■ Requirement
Transcribe every line of the listing below without any deviation.

####

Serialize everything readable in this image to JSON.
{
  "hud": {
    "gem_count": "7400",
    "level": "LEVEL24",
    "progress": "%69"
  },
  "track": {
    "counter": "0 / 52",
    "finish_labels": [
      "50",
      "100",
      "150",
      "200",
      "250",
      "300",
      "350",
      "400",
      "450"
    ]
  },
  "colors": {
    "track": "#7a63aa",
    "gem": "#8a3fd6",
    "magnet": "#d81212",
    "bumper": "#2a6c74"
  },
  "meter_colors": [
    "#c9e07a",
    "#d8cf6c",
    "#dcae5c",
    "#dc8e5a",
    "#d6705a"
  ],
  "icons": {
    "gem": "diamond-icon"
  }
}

####

■ Output for this task
Serialize everything readable in this image to JSON.
{
  "hud": {
    "gem_count": "7400",
    "level": "LEVEL24",
    "progress": "%69"
  },
  "track": {
    "counter": "0 / 52",
    "finish_labels": [
      "50",
      "100",
      "150",
      "200",
      "250",
      "300",
      "350",
      "400",
      "450"
    ]
  },
  "colors": {
    "track": "#7a63aa",
    "gem": "#8a3fd6",
    "magnet": "#d81212",
    "bumper": "#2a6c74"
  },
  "meter_colors": [
    "#c9e07a",
    "#d8cf6c",
    "#dcae5c",
    "#dc8e5a",
    "#d6705a"
  ],
  "icons": {
    "gem": "diamond-icon"
  }
}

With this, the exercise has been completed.